(Collected data entries)
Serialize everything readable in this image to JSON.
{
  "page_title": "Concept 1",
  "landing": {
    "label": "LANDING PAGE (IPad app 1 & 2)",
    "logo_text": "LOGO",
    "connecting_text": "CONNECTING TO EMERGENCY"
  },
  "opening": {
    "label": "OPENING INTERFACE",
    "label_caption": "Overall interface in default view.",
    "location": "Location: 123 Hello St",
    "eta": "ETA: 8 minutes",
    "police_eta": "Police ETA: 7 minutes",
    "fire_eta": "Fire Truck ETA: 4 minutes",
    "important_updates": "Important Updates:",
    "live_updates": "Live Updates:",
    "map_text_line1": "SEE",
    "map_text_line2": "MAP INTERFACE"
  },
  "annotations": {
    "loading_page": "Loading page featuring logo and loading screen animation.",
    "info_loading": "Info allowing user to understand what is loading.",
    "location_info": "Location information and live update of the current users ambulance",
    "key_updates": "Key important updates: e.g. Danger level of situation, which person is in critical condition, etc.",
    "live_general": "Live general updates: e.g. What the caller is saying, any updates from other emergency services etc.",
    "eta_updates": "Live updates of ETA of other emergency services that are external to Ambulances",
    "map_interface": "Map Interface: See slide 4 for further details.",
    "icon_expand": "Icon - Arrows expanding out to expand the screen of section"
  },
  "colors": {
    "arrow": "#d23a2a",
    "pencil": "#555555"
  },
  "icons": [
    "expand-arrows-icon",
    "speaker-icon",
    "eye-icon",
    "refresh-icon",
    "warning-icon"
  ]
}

» Stated exercise: Read the entries and pick out all lines that include the word "screen".

» Result for this task:
    "loading_page": "Loading page featuring logo and loading screen animation.",
    "icon_expand": "Icon - Arrows expanding out to expand the screen of section"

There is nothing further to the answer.